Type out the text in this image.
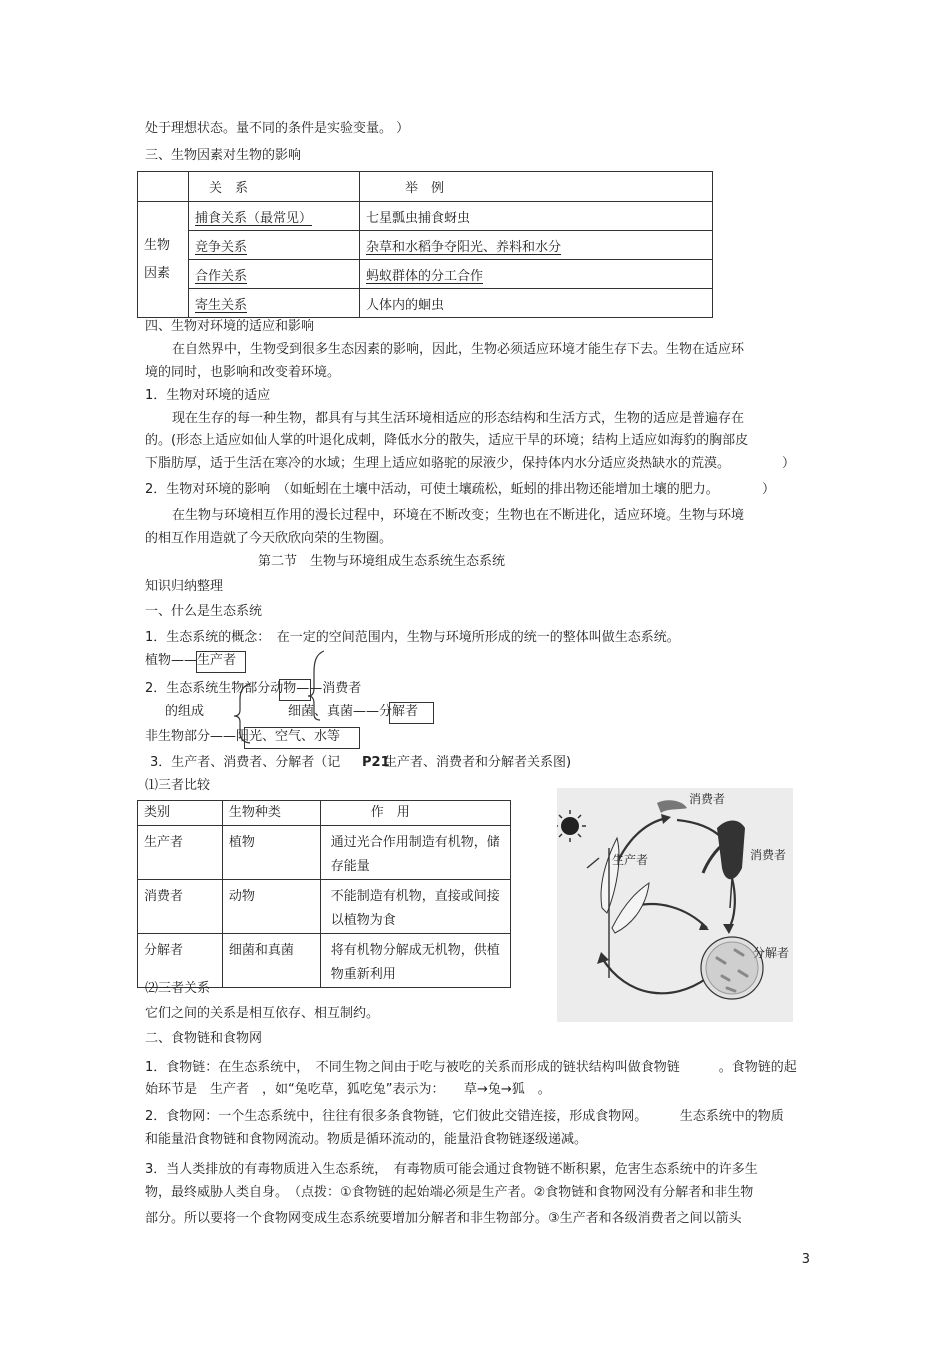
处于理想状态。量不同的条件是实验变量。 ）
三、生物因素对生物的影响
	关　系	举　例
生物
因素	捕食关系（最常见）	七星瓢虫捕食蚜虫
	竞争关系	杂草和水稻争夺阳光、养料和水分
	合作关系	蚂蚁群体的分工合作
	寄生关系	人体内的蛔虫
四、生物对环境的适应和影响
在自然界中，生物受到很多生态因素的影响，因此，生物必须适应环境才能生存下去。生物在适应环
境的同时，也影响和改变着环境。
1．生物对环境的适应
现在生存的每一种生物，都具有与其生活环境相适应的形态结构和生活方式，生物的适应是普遍存在
的。(形态上适应如仙人掌的叶退化成刺，降低水分的散失，适应干旱的环境；结构上适应如海豹的胸部皮
下脂肪厚，适于生活在寒冷的水域；生理上适应如骆驼的尿液少，保持体内水分适应炎热缺水的荒漠。	）
2．生物对环境的影响　（如蚯蚓在土壤中活动，可使土壤疏松，蚯蚓的排出物还能增加土壤的肥力。	）
在生物与环境相互作用的漫长过程中，环境在不断改变；生物也在不断进化，适应环境。生物与环境
的相互作用造就了今天欣欣向荣的生物圈。
第二节　生物与环境组成生态系统生态系统
知识归纳整理
一、什么是生态系统
1．生态系统的概念：　在一定的空间范围内，生物与环境所形成的统一的整体叫做生态系统。
植物——生产者
2．生态系统生物部分动物——消费者
的组成	细菌、真菌——分解者
非生物部分——阳光、空气、水等
3．生产者、消费者、分解者（记 P21
生产者、消费者和分解者关系图)
⑴三者比较
类别	生物种类	作　用
生产者	植物	通过光合作用制造有机物，储存能量
消费者	动物	不能制造有机物，直接或间接以植物为食
分解者	细菌和真菌	将有机物分解成无机物，供植物重新利用
消费者
消费者
生产者
分解者
⑵三者关系
它们之间的关系是相互依存、相互制约。
二、食物链和食物网
1．食物链：在生态系统中，　不同生物之间由于吃与被吃的关系而形成的链状结构叫做食物链　　　。食物链的起
始环节是　生产者　，如“兔吃草，狐吃兔”表示为：　　草→兔→狐　。
2．食物网：一个生态系统中，往往有很多条食物链，它们彼此交错连接，形成食物网。　　　生态系统中的物质
和能量沿食物链和食物网流动。物质是循环流动的，能量沿食物链逐级递减。
3．当人类排放的有毒物质进入生态系统，　有毒物质可能会通过食物链不断积累，危害生态系统中的许多生
物，最终威胁人类自身。　（点拨：①食物链的起始端必须是生产者。②食物链和食物网没有分解者和非生物
部分。所以要将一个食物网变成生态系统要增加分解者和非生物部分。③生产者和各级消费者之间以箭头
3
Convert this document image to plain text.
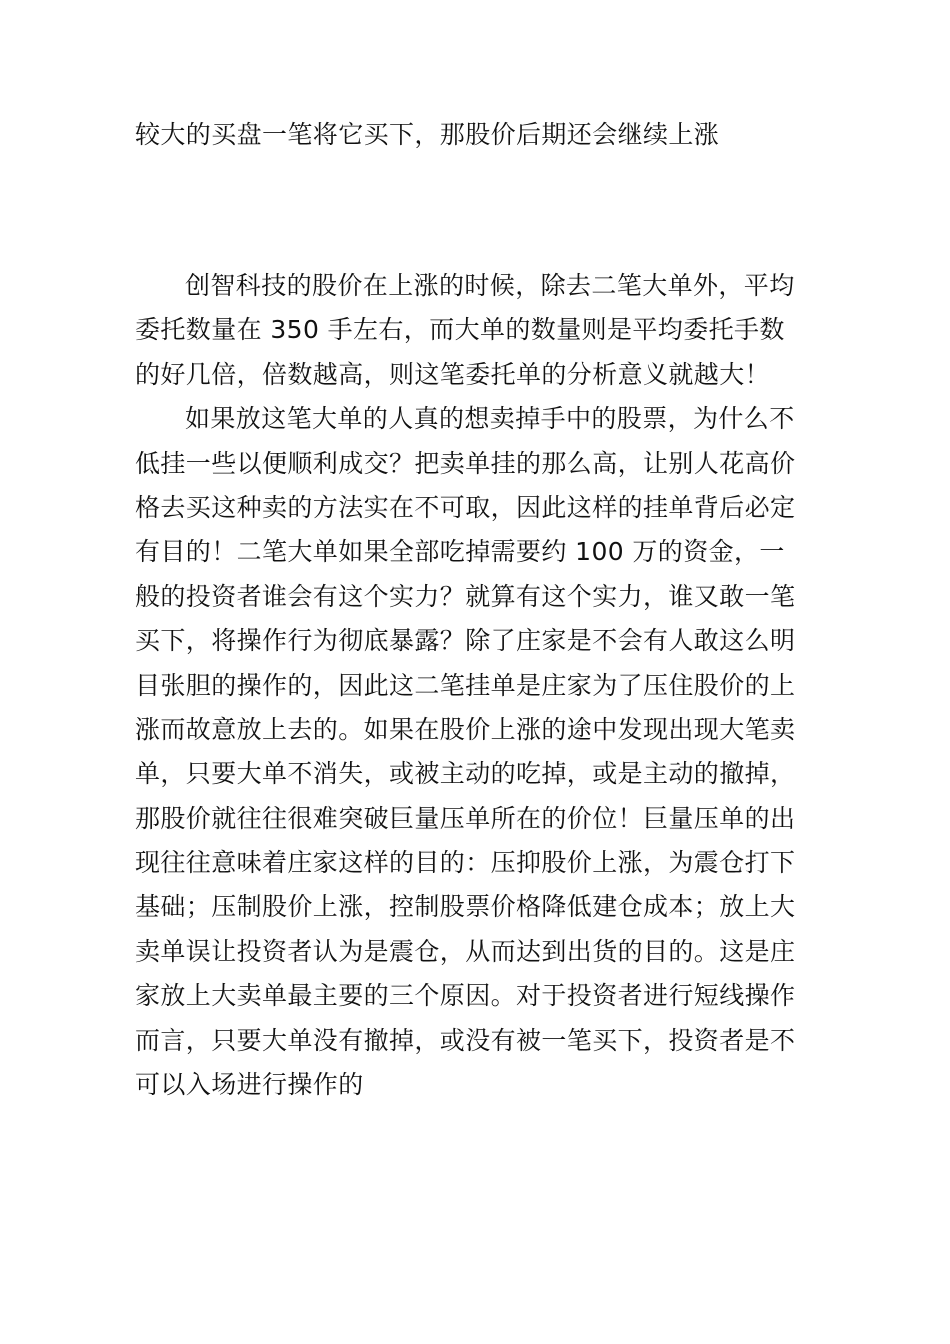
较大的买盘一笔将它买下，那股价后期还会继续上涨

创智科技的股价在上涨的时候，除去二笔大单外，平均
委托数量在 350 手左右，而大单的数量则是平均委托手数
的好几倍，倍数越高，则这笔委托单的分析意义就越大！
如果放这笔大单的人真的想卖掉手中的股票，为什么不
低挂一些以便顺利成交？把卖单挂的那么高，让别人花高价
格去买这种卖的方法实在不可取，因此这样的挂单背后必定
有目的！二笔大单如果全部吃掉需要约 100 万的资金，一
般的投资者谁会有这个实力？就算有这个实力，谁又敢一笔
买下，将操作行为彻底暴露？除了庄家是不会有人敢这么明
目张胆的操作的，因此这二笔挂单是庄家为了压住股价的上
涨而故意放上去的。如果在股价上涨的途中发现出现大笔卖
单，只要大单不消失，或被主动的吃掉，或是主动的撤掉，
那股价就往往很难突破巨量压单所在的价位！巨量压单的出
现往往意味着庄家这样的目的：压抑股价上涨，为震仓打下
基础；压制股价上涨，控制股票价格降低建仓成本；放上大
卖单误让投资者认为是震仓，从而达到出货的目的。这是庄
家放上大卖单最主要的三个原因。对于投资者进行短线操作
而言，只要大单没有撤掉，或没有被一笔买下，投资者是不
可以入场进行操作的
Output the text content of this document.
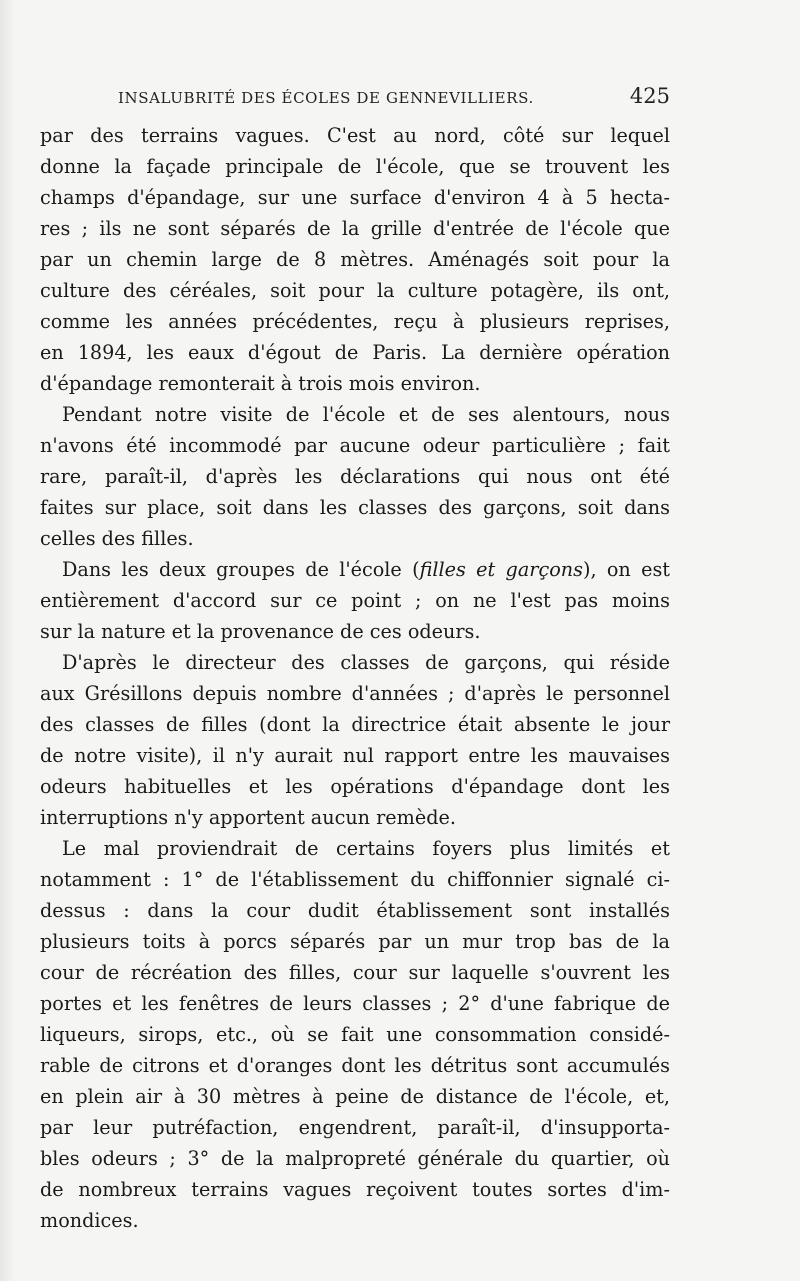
INSALUBRITÉ DES ÉCOLES DE GENNEVILLIERS.	425
par des terrains vagues. C'est au nord, côté sur lequel
donne la façade principale de l'école, que se trouvent les
champs d'épandage, sur une surface d'environ 4 à 5 hecta-
res ; ils ne sont séparés de la grille d'entrée de l'école que
par un chemin large de 8 mètres. Aménagés soit pour la
culture des céréales, soit pour la culture potagère, ils ont,
comme les années précédentes, reçu à plusieurs reprises,
en 1894, les eaux d'égout de Paris. La dernière opération
d'épandage remonterait à trois mois environ.
Pendant notre visite de l'école et de ses alentours, nous
n'avons été incommodé par aucune odeur particulière ; fait
rare, paraît-il, d'après les déclarations qui nous ont été
faites sur place, soit dans les classes des garçons, soit dans
celles des filles.
Dans les deux groupes de l'école (filles et garçons), on est
entièrement d'accord sur ce point ; on ne l'est pas moins
sur la nature et la provenance de ces odeurs.
D'après le directeur des classes de garçons, qui réside
aux Grésillons depuis nombre d'années ; d'après le personnel
des classes de filles (dont la directrice était absente le jour
de notre visite), il n'y aurait nul rapport entre les mauvaises
odeurs habituelles et les opérations d'épandage dont les
interruptions n'y apportent aucun remède.
Le mal proviendrait de certains foyers plus limités et
notamment : 1° de l'établissement du chiffonnier signalé ci-
dessus : dans la cour dudit établissement sont installés
plusieurs toits à porcs séparés par un mur trop bas de la
cour de récréation des filles, cour sur laquelle s'ouvrent les
portes et les fenêtres de leurs classes ; 2° d'une fabrique de
liqueurs, sirops, etc., où se fait une consommation considé-
rable de citrons et d'oranges dont les détritus sont accumulés
en plein air à 30 mètres à peine de distance de l'école, et,
par leur putréfaction, engendrent, paraît-il, d'insupporta-
bles odeurs ; 3° de la malpropreté générale du quartier, où
de nombreux terrains vagues reçoivent toutes sortes d'im-
mondices.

### Problem
Every record above should be transcribed exactly; the pictures stay out of the copy.

### Solution to the problem
Type out the text in this image.
处于理想状态。量不同的条件是实验变量。 ）
三、生物因素对生物的影响
	关　系	举　例
生物
因素	捕食关系（最常见）	七星瓢虫捕食蚜虫
	竞争关系	杂草和水稻争夺阳光、养料和水分
	合作关系	蚂蚁群体的分工合作
	寄生关系	人体内的蛔虫
四、生物对环境的适应和影响
在自然界中，生物受到很多生态因素的影响，因此，生物必须适应环境才能生存下去。生物在适应环
境的同时，也影响和改变着环境。
1．生物对环境的适应
现在生存的每一种生物，都具有与其生活环境相适应的形态结构和生活方式，生物的适应是普遍存在
的。(形态上适应如仙人掌的叶退化成刺，降低水分的散失，适应干旱的环境；结构上适应如海豹的胸部皮
下脂肪厚，适于生活在寒冷的水域；生理上适应如骆驼的尿液少，保持体内水分适应炎热缺水的荒漠。	）
2．生物对环境的影响　（如蚯蚓在土壤中活动，可使土壤疏松，蚯蚓的排出物还能增加土壤的肥力。	）
在生物与环境相互作用的漫长过程中，环境在不断改变；生物也在不断进化，适应环境。生物与环境
的相互作用造就了今天欣欣向荣的生物圈。
第二节　生物与环境组成生态系统生态系统
知识归纳整理
一、什么是生态系统
1．生态系统的概念：　在一定的空间范围内，生物与环境所形成的统一的整体叫做生态系统。
植物——生产者
2．生态系统生物部分动物——消费者
的组成	细菌、真菌——分解者
非生物部分——阳光、空气、水等
3．生产者、消费者、分解者（记 P21
生产者、消费者和分解者关系图)
⑴三者比较
类别	生物种类	作　用
生产者	植物	通过光合作用制造有机物，储存能量
消费者	动物	不能制造有机物，直接或间接以植物为食
分解者	细菌和真菌	将有机物分解成无机物，供植物重新利用
消费者
消费者
生产者
分解者
⑵三者关系
它们之间的关系是相互依存、相互制约。
二、食物链和食物网
1．食物链：在生态系统中，　不同生物之间由于吃与被吃的关系而形成的链状结构叫做食物链　　　。食物链的起
始环节是　生产者　，如“兔吃草，狐吃兔”表示为：　　草→兔→狐　。
2．食物网：一个生态系统中，往往有很多条食物链，它们彼此交错连接，形成食物网。　　　生态系统中的物质
和能量沿食物链和食物网流动。物质是循环流动的，能量沿食物链逐级递减。
3．当人类排放的有毒物质进入生态系统，　有毒物质可能会通过食物链不断积累，危害生态系统中的许多生
物，最终威胁人类自身。　（点拨：①食物链的起始端必须是生产者。②食物链和食物网没有分解者和非生物
部分。所以要将一个食物网变成生态系统要增加分解者和非生物部分。③生产者和各级消费者之间以箭头
3
Convert this document image to plain text.
较大的买盘一笔将它买下，那股价后期还会继续上涨

创智科技的股价在上涨的时候，除去二笔大单外，平均
委托数量在 350 手左右，而大单的数量则是平均委托手数
的好几倍，倍数越高，则这笔委托单的分析意义就越大！
如果放这笔大单的人真的想卖掉手中的股票，为什么不
低挂一些以便顺利成交？把卖单挂的那么高，让别人花高价
格去买这种卖的方法实在不可取，因此这样的挂单背后必定
有目的！二笔大单如果全部吃掉需要约 100 万的资金，一
般的投资者谁会有这个实力？就算有这个实力，谁又敢一笔
买下，将操作行为彻底暴露？除了庄家是不会有人敢这么明
目张胆的操作的，因此这二笔挂单是庄家为了压住股价的上
涨而故意放上去的。如果在股价上涨的途中发现出现大笔卖
单，只要大单不消失，或被主动的吃掉，或是主动的撤掉，
那股价就往往很难突破巨量压单所在的价位！巨量压单的出
现往往意味着庄家这样的目的：压抑股价上涨，为震仓打下
基础；压制股价上涨，控制股票价格降低建仓成本；放上大
卖单误让投资者认为是震仓，从而达到出货的目的。这是庄
家放上大卖单最主要的三个原因。对于投资者进行短线操作
而言，只要大单没有撤掉，或没有被一笔买下，投资者是不
可以入场进行操作的
Output the text content of this document.
INSALUBRITÉ DES ÉCOLES DE GENNEVILLIERS.	425
par des terrains vagues. C'est au nord, côté sur lequel
donne la façade principale de l'école, que se trouvent les
champs d'épandage, sur une surface d'environ 4 à 5 hecta-
res ; ils ne sont séparés de la grille d'entrée de l'école que
par un chemin large de 8 mètres. Aménagés soit pour la
culture des céréales, soit pour la culture potagère, ils ont,
comme les années précédentes, reçu à plusieurs reprises,
en 1894, les eaux d'égout de Paris. La dernière opération
d'épandage remonterait à trois mois environ.
Pendant notre visite de l'école et de ses alentours, nous
n'avons été incommodé par aucune odeur particulière ; fait
rare, paraît-il, d'après les déclarations qui nous ont été
faites sur place, soit dans les classes des garçons, soit dans
celles des filles.
Dans les deux groupes de l'école (filles et garçons), on est
entièrement d'accord sur ce point ; on ne l'est pas moins
sur la nature et la provenance de ces odeurs.
D'après le directeur des classes de garçons, qui réside
aux Grésillons depuis nombre d'années ; d'après le personnel
des classes de filles (dont la directrice était absente le jour
de notre visite), il n'y aurait nul rapport entre les mauvaises
odeurs habituelles et les opérations d'épandage dont les
interruptions n'y apportent aucun remède.
Le mal proviendrait de certains foyers plus limités et
notamment : 1° de l'établissement du chiffonnier signalé ci-
dessus : dans la cour dudit établissement sont installés
plusieurs toits à porcs séparés par un mur trop bas de la
cour de récréation des filles, cour sur laquelle s'ouvrent les
portes et les fenêtres de leurs classes ; 2° d'une fabrique de
liqueurs, sirops, etc., où se fait une consommation considé-
rable de citrons et d'oranges dont les détritus sont accumulés
en plein air à 30 mètres à peine de distance de l'école, et,
par leur putréfaction, engendrent, paraît-il, d'insupporta-
bles odeurs ; 3° de la malpropreté générale du quartier, où
de nombreux terrains vagues reçoivent toutes sortes d'im-
mondices.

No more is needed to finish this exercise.